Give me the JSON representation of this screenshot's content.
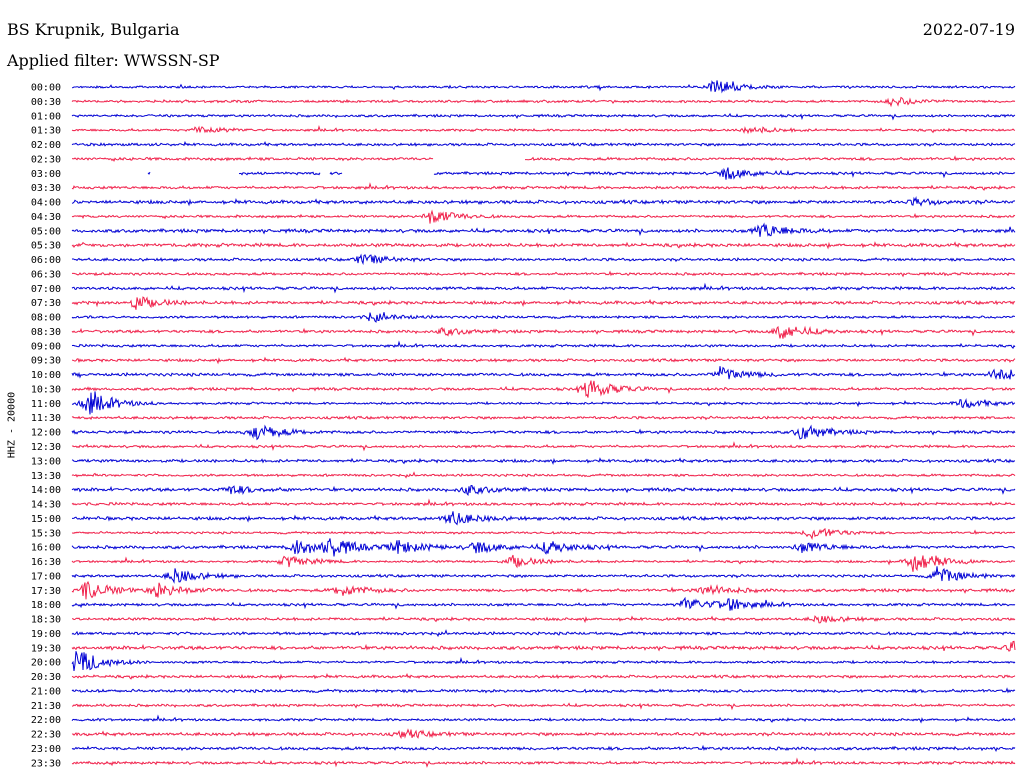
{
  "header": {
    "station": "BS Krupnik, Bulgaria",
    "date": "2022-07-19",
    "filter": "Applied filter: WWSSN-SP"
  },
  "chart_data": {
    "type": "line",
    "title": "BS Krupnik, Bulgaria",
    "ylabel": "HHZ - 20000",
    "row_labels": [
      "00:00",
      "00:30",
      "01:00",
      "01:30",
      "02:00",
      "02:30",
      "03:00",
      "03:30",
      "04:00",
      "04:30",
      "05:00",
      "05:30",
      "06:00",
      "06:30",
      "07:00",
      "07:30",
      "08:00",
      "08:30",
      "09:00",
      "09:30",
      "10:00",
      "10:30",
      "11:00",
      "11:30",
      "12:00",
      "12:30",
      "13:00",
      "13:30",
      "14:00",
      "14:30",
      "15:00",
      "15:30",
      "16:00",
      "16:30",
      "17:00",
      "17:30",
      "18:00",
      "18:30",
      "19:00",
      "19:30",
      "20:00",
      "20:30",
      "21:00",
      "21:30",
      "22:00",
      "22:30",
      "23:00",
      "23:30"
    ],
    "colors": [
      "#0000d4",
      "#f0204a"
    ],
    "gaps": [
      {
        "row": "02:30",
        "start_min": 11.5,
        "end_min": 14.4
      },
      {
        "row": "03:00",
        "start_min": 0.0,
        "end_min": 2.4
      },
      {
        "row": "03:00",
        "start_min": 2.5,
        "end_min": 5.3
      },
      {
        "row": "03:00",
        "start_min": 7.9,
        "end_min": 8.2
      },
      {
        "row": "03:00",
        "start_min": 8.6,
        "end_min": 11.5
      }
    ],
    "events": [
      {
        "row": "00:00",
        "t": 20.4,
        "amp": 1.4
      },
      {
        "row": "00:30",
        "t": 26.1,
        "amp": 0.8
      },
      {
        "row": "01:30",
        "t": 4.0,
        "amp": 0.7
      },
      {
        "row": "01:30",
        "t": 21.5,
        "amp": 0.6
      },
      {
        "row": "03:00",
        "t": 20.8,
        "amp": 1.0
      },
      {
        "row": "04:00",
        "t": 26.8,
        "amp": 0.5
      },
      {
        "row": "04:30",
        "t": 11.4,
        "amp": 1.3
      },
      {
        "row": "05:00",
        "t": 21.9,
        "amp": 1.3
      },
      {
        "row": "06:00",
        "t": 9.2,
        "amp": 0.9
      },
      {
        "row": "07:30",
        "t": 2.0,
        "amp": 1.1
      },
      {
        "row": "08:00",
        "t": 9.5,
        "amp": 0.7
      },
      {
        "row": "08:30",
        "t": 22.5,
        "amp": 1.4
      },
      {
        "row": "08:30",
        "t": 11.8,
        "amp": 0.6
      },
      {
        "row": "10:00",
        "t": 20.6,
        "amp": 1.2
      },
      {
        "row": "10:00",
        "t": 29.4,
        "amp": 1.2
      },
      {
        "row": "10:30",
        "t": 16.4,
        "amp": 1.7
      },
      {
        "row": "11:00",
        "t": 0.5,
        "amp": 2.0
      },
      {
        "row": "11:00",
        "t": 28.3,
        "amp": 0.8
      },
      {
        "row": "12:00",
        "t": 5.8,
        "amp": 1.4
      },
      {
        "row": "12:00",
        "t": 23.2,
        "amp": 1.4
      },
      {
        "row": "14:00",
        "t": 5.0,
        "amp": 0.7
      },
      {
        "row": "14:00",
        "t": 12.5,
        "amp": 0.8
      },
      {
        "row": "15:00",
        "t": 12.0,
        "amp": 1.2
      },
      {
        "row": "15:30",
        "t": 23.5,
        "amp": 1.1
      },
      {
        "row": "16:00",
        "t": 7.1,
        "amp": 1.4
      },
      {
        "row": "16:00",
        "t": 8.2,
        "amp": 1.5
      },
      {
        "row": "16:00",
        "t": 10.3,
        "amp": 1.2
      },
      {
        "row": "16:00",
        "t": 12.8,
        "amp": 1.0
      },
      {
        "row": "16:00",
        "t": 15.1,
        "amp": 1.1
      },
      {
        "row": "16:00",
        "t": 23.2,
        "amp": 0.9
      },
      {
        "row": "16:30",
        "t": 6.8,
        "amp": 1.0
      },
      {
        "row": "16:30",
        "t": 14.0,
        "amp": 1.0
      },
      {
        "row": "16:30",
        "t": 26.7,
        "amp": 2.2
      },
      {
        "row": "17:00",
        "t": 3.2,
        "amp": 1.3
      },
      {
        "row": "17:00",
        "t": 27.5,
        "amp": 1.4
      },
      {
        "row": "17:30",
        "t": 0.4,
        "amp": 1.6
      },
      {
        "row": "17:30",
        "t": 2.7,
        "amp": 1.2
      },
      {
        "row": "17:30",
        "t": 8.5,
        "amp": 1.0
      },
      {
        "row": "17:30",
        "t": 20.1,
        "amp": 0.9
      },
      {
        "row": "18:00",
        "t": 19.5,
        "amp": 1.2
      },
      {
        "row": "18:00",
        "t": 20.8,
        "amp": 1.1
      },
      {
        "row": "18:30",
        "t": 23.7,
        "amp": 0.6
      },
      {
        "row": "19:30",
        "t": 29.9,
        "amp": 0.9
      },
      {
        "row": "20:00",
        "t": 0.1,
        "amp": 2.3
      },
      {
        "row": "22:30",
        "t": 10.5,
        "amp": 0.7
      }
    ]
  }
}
::::
**Task description:**
Except for the pictures, print the data above exactly.

**Response:**
Give me the JSON representation of this screenshot's content.
{
  "header": {
    "station": "BS Krupnik, Bulgaria",
    "date": "2022-07-19",
    "filter": "Applied filter: WWSSN-SP"
  },
  "chart_data": {
    "type": "line",
    "title": "BS Krupnik, Bulgaria",
    "ylabel": "HHZ - 20000",
    "row_labels": [
      "00:00",
      "00:30",
      "01:00",
      "01:30",
      "02:00",
      "02:30",
      "03:00",
      "03:30",
      "04:00",
      "04:30",
      "05:00",
      "05:30",
      "06:00",
      "06:30",
      "07:00",
      "07:30",
      "08:00",
      "08:30",
      "09:00",
      "09:30",
      "10:00",
      "10:30",
      "11:00",
      "11:30",
      "12:00",
      "12:30",
      "13:00",
      "13:30",
      "14:00",
      "14:30",
      "15:00",
      "15:30",
      "16:00",
      "16:30",
      "17:00",
      "17:30",
      "18:00",
      "18:30",
      "19:00",
      "19:30",
      "20:00",
      "20:30",
      "21:00",
      "21:30",
      "22:00",
      "22:30",
      "23:00",
      "23:30"
    ],
    "colors": [
      "#0000d4",
      "#f0204a"
    ],
    "gaps": [
      {
        "row": "02:30",
        "start_min": 11.5,
        "end_min": 14.4
      },
      {
        "row": "03:00",
        "start_min": 0.0,
        "end_min": 2.4
      },
      {
        "row": "03:00",
        "start_min": 2.5,
        "end_min": 5.3
      },
      {
        "row": "03:00",
        "start_min": 7.9,
        "end_min": 8.2
      },
      {
        "row": "03:00",
        "start_min": 8.6,
        "end_min": 11.5
      }
    ],
    "events": [
      {
        "row": "00:00",
        "t": 20.4,
        "amp": 1.4
      },
      {
        "row": "00:30",
        "t": 26.1,
        "amp": 0.8
      },
      {
        "row": "01:30",
        "t": 4.0,
        "amp": 0.7
      },
      {
        "row": "01:30",
        "t": 21.5,
        "amp": 0.6
      },
      {
        "row": "03:00",
        "t": 20.8,
        "amp": 1.0
      },
      {
        "row": "04:00",
        "t": 26.8,
        "amp": 0.5
      },
      {
        "row": "04:30",
        "t": 11.4,
        "amp": 1.3
      },
      {
        "row": "05:00",
        "t": 21.9,
        "amp": 1.3
      },
      {
        "row": "06:00",
        "t": 9.2,
        "amp": 0.9
      },
      {
        "row": "07:30",
        "t": 2.0,
        "amp": 1.1
      },
      {
        "row": "08:00",
        "t": 9.5,
        "amp": 0.7
      },
      {
        "row": "08:30",
        "t": 22.5,
        "amp": 1.4
      },
      {
        "row": "08:30",
        "t": 11.8,
        "amp": 0.6
      },
      {
        "row": "10:00",
        "t": 20.6,
        "amp": 1.2
      },
      {
        "row": "10:00",
        "t": 29.4,
        "amp": 1.2
      },
      {
        "row": "10:30",
        "t": 16.4,
        "amp": 1.7
      },
      {
        "row": "11:00",
        "t": 0.5,
        "amp": 2.0
      },
      {
        "row": "11:00",
        "t": 28.3,
        "amp": 0.8
      },
      {
        "row": "12:00",
        "t": 5.8,
        "amp": 1.4
      },
      {
        "row": "12:00",
        "t": 23.2,
        "amp": 1.4
      },
      {
        "row": "14:00",
        "t": 5.0,
        "amp": 0.7
      },
      {
        "row": "14:00",
        "t": 12.5,
        "amp": 0.8
      },
      {
        "row": "15:00",
        "t": 12.0,
        "amp": 1.2
      },
      {
        "row": "15:30",
        "t": 23.5,
        "amp": 1.1
      },
      {
        "row": "16:00",
        "t": 7.1,
        "amp": 1.4
      },
      {
        "row": "16:00",
        "t": 8.2,
        "amp": 1.5
      },
      {
        "row": "16:00",
        "t": 10.3,
        "amp": 1.2
      },
      {
        "row": "16:00",
        "t": 12.8,
        "amp": 1.0
      },
      {
        "row": "16:00",
        "t": 15.1,
        "amp": 1.1
      },
      {
        "row": "16:00",
        "t": 23.2,
        "amp": 0.9
      },
      {
        "row": "16:30",
        "t": 6.8,
        "amp": 1.0
      },
      {
        "row": "16:30",
        "t": 14.0,
        "amp": 1.0
      },
      {
        "row": "16:30",
        "t": 26.7,
        "amp": 2.2
      },
      {
        "row": "17:00",
        "t": 3.2,
        "amp": 1.3
      },
      {
        "row": "17:00",
        "t": 27.5,
        "amp": 1.4
      },
      {
        "row": "17:30",
        "t": 0.4,
        "amp": 1.6
      },
      {
        "row": "17:30",
        "t": 2.7,
        "amp": 1.2
      },
      {
        "row": "17:30",
        "t": 8.5,
        "amp": 1.0
      },
      {
        "row": "17:30",
        "t": 20.1,
        "amp": 0.9
      },
      {
        "row": "18:00",
        "t": 19.5,
        "amp": 1.2
      },
      {
        "row": "18:00",
        "t": 20.8,
        "amp": 1.1
      },
      {
        "row": "18:30",
        "t": 23.7,
        "amp": 0.6
      },
      {
        "row": "19:30",
        "t": 29.9,
        "amp": 0.9
      },
      {
        "row": "20:00",
        "t": 0.1,
        "amp": 2.3
      },
      {
        "row": "22:30",
        "t": 10.5,
        "amp": 0.7
      }
    ]
  }
}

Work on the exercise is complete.